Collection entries
— Begin —
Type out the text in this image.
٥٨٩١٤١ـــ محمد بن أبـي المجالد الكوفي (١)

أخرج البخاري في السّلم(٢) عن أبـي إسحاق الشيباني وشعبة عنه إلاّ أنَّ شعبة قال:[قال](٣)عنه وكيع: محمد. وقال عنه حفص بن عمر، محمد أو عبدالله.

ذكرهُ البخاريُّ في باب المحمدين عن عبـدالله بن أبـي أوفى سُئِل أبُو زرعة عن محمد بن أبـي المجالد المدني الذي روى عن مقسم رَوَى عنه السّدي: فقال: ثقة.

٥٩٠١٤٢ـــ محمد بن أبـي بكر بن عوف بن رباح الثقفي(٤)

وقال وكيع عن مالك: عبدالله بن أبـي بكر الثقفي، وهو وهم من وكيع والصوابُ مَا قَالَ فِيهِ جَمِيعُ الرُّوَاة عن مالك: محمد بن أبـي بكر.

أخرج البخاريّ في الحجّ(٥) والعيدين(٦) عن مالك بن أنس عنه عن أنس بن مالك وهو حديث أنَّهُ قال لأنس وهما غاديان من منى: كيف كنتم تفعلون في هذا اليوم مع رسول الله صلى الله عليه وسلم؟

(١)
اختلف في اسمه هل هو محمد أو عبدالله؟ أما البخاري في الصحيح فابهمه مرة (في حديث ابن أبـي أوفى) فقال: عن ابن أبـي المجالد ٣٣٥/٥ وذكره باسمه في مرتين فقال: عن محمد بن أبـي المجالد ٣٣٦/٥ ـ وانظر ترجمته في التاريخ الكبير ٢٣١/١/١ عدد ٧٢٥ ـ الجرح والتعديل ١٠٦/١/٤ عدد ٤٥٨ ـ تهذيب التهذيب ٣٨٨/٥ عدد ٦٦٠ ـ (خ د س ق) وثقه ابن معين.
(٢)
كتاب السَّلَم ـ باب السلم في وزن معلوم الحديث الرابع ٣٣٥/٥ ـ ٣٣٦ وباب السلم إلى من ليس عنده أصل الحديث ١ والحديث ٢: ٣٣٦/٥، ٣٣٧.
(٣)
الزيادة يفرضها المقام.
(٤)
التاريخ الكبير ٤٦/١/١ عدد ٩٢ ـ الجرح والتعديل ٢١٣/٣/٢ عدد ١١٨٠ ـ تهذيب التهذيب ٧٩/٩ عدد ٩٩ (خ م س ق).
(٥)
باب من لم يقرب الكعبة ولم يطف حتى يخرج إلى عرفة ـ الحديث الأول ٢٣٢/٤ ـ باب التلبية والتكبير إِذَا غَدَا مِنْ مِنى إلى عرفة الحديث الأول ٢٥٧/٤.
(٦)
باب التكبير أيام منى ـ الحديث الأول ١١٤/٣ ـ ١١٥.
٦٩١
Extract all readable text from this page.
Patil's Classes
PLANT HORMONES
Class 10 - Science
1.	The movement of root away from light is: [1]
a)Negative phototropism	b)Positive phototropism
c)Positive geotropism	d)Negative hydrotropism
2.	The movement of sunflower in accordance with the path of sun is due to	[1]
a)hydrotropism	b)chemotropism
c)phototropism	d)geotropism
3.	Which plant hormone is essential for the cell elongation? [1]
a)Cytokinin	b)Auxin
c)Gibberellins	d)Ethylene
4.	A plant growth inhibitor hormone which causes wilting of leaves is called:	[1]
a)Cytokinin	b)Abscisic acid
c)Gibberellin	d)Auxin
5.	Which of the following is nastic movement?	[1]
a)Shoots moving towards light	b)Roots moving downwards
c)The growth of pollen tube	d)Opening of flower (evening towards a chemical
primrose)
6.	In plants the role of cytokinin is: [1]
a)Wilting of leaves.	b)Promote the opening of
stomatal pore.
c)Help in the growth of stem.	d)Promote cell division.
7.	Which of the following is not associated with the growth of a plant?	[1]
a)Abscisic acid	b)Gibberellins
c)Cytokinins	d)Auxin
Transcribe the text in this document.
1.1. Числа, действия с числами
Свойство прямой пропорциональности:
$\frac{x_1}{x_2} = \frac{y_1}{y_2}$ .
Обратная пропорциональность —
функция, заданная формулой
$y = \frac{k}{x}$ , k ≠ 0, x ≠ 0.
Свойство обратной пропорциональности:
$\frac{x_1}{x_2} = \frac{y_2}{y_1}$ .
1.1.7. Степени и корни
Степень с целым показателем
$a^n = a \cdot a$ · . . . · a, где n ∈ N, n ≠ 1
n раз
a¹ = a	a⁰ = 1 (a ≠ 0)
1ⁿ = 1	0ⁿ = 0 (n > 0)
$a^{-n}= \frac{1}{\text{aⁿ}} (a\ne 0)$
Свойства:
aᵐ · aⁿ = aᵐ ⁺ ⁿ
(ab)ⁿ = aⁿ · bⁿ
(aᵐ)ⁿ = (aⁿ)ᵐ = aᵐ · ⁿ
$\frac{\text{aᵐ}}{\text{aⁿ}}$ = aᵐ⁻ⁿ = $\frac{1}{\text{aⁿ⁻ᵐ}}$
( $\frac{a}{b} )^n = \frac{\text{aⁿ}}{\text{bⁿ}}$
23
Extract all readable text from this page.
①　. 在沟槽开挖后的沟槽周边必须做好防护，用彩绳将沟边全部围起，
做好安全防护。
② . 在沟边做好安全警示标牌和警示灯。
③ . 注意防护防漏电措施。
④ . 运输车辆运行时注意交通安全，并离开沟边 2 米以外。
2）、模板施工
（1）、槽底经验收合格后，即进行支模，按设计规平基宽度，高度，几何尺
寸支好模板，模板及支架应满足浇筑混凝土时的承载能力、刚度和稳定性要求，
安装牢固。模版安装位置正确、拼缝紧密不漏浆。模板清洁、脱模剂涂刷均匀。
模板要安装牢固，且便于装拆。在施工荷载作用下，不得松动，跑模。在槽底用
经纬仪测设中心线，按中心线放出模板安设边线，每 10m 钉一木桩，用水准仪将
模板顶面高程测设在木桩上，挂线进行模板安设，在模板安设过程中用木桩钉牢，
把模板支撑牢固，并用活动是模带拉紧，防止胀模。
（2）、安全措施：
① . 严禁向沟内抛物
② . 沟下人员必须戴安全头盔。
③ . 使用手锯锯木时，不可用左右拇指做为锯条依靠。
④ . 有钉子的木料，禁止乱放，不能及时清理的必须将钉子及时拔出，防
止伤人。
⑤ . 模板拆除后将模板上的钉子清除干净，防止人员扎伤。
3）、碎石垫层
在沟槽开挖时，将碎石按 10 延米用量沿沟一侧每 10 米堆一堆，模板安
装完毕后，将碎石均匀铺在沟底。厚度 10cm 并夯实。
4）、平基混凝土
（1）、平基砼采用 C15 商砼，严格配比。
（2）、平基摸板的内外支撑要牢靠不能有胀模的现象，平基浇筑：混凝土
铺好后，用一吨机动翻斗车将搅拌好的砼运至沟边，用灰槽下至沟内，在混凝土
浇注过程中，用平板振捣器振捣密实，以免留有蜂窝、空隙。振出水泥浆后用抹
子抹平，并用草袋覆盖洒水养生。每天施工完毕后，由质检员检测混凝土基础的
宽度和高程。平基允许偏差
— End —
Print again each line of the listing above, exactly as it appears.

### EXERCISE ANSWER
Type out the text in this image.
٥٨٩١٤١ـــ محمد بن أبـي المجالد الكوفي (١)

أخرج البخاري في السّلم(٢) عن أبـي إسحاق الشيباني وشعبة عنه إلاّ أنَّ شعبة قال:[قال](٣)عنه وكيع: محمد. وقال عنه حفص بن عمر، محمد أو عبدالله.

ذكرهُ البخاريُّ في باب المحمدين عن عبـدالله بن أبـي أوفى سُئِل أبُو زرعة عن محمد بن أبـي المجالد المدني الذي روى عن مقسم رَوَى عنه السّدي: فقال: ثقة.

٥٩٠١٤٢ـــ محمد بن أبـي بكر بن عوف بن رباح الثقفي(٤)

وقال وكيع عن مالك: عبدالله بن أبـي بكر الثقفي، وهو وهم من وكيع والصوابُ مَا قَالَ فِيهِ جَمِيعُ الرُّوَاة عن مالك: محمد بن أبـي بكر.

أخرج البخاريّ في الحجّ(٥) والعيدين(٦) عن مالك بن أنس عنه عن أنس بن مالك وهو حديث أنَّهُ قال لأنس وهما غاديان من منى: كيف كنتم تفعلون في هذا اليوم مع رسول الله صلى الله عليه وسلم؟

(١)
اختلف في اسمه هل هو محمد أو عبدالله؟ أما البخاري في الصحيح فابهمه مرة (في حديث ابن أبـي أوفى) فقال: عن ابن أبـي المجالد ٣٣٥/٥ وذكره باسمه في مرتين فقال: عن محمد بن أبـي المجالد ٣٣٦/٥ ـ وانظر ترجمته في التاريخ الكبير ٢٣١/١/١ عدد ٧٢٥ ـ الجرح والتعديل ١٠٦/١/٤ عدد ٤٥٨ ـ تهذيب التهذيب ٣٨٨/٥ عدد ٦٦٠ ـ (خ د س ق) وثقه ابن معين.
(٢)
كتاب السَّلَم ـ باب السلم في وزن معلوم الحديث الرابع ٣٣٥/٥ ـ ٣٣٦ وباب السلم إلى من ليس عنده أصل الحديث ١ والحديث ٢: ٣٣٦/٥، ٣٣٧.
(٣)
الزيادة يفرضها المقام.
(٤)
التاريخ الكبير ٤٦/١/١ عدد ٩٢ ـ الجرح والتعديل ٢١٣/٣/٢ عدد ١١٨٠ ـ تهذيب التهذيب ٧٩/٩ عدد ٩٩ (خ م س ق).
(٥)
باب من لم يقرب الكعبة ولم يطف حتى يخرج إلى عرفة ـ الحديث الأول ٢٣٢/٤ ـ باب التلبية والتكبير إِذَا غَدَا مِنْ مِنى إلى عرفة الحديث الأول ٢٥٧/٤.
(٦)
باب التكبير أيام منى ـ الحديث الأول ١١٤/٣ ـ ١١٥.
٦٩١
Extract all readable text from this page.
Patil's Classes
PLANT HORMONES
Class 10 - Science
1.	The movement of root away from light is: [1]
a)Negative phototropism	b)Positive phototropism
c)Positive geotropism	d)Negative hydrotropism
2.	The movement of sunflower in accordance with the path of sun is due to	[1]
a)hydrotropism	b)chemotropism
c)phototropism	d)geotropism
3.	Which plant hormone is essential for the cell elongation? [1]
a)Cytokinin	b)Auxin
c)Gibberellins	d)Ethylene
4.	A plant growth inhibitor hormone which causes wilting of leaves is called:	[1]
a)Cytokinin	b)Abscisic acid
c)Gibberellin	d)Auxin
5.	Which of the following is nastic movement?	[1]
a)Shoots moving towards light	b)Roots moving downwards
c)The growth of pollen tube	d)Opening of flower (evening towards a chemical
primrose)
6.	In plants the role of cytokinin is: [1]
a)Wilting of leaves.	b)Promote the opening of
stomatal pore.
c)Help in the growth of stem.	d)Promote cell division.
7.	Which of the following is not associated with the growth of a plant?	[1]
a)Abscisic acid	b)Gibberellins
c)Cytokinins	d)Auxin
Transcribe the text in this document.
1.1. Числа, действия с числами
Свойство прямой пропорциональности:
$\frac{x_1}{x_2} = \frac{y_1}{y_2}$ .
Обратная пропорциональность —
функция, заданная формулой
$y = \frac{k}{x}$ , k ≠ 0, x ≠ 0.
Свойство обратной пропорциональности:
$\frac{x_1}{x_2} = \frac{y_2}{y_1}$ .
1.1.7. Степени и корни
Степень с целым показателем
$a^n = a \cdot a$ · . . . · a, где n ∈ N, n ≠ 1
n раз
a¹ = a	a⁰ = 1 (a ≠ 0)
1ⁿ = 1	0ⁿ = 0 (n > 0)
$a^{-n}= \frac{1}{\text{aⁿ}} (a\ne 0)$
Свойства:
aᵐ · aⁿ = aᵐ ⁺ ⁿ
(ab)ⁿ = aⁿ · bⁿ
(aᵐ)ⁿ = (aⁿ)ᵐ = aᵐ · ⁿ
$\frac{\text{aᵐ}}{\text{aⁿ}}$ = aᵐ⁻ⁿ = $\frac{1}{\text{aⁿ⁻ᵐ}}$
( $\frac{a}{b} )^n = \frac{\text{aⁿ}}{\text{bⁿ}}$
23
Extract all readable text from this page.
①　. 在沟槽开挖后的沟槽周边必须做好防护，用彩绳将沟边全部围起，
做好安全防护。
② . 在沟边做好安全警示标牌和警示灯。
③ . 注意防护防漏电措施。
④ . 运输车辆运行时注意交通安全，并离开沟边 2 米以外。
2）、模板施工
（1）、槽底经验收合格后，即进行支模，按设计规平基宽度，高度，几何尺
寸支好模板，模板及支架应满足浇筑混凝土时的承载能力、刚度和稳定性要求，
安装牢固。模版安装位置正确、拼缝紧密不漏浆。模板清洁、脱模剂涂刷均匀。
模板要安装牢固，且便于装拆。在施工荷载作用下，不得松动，跑模。在槽底用
经纬仪测设中心线，按中心线放出模板安设边线，每 10m 钉一木桩，用水准仪将
模板顶面高程测设在木桩上，挂线进行模板安设，在模板安设过程中用木桩钉牢，
把模板支撑牢固，并用活动是模带拉紧，防止胀模。
（2）、安全措施：
① . 严禁向沟内抛物
② . 沟下人员必须戴安全头盔。
③ . 使用手锯锯木时，不可用左右拇指做为锯条依靠。
④ . 有钉子的木料，禁止乱放，不能及时清理的必须将钉子及时拔出，防
止伤人。
⑤ . 模板拆除后将模板上的钉子清除干净，防止人员扎伤。
3）、碎石垫层
在沟槽开挖时，将碎石按 10 延米用量沿沟一侧每 10 米堆一堆，模板安
装完毕后，将碎石均匀铺在沟底。厚度 10cm 并夯实。
4）、平基混凝土
（1）、平基砼采用 C15 商砼，严格配比。
（2）、平基摸板的内外支撑要牢靠不能有胀模的现象，平基浇筑：混凝土
铺好后，用一吨机动翻斗车将搅拌好的砼运至沟边，用灰槽下至沟内，在混凝土
浇注过程中，用平板振捣器振捣密实，以免留有蜂窝、空隙。振出水泥浆后用抹
子抹平，并用草袋覆盖洒水养生。每天施工完毕后，由质检员检测混凝土基础的
宽度和高程。平基允许偏差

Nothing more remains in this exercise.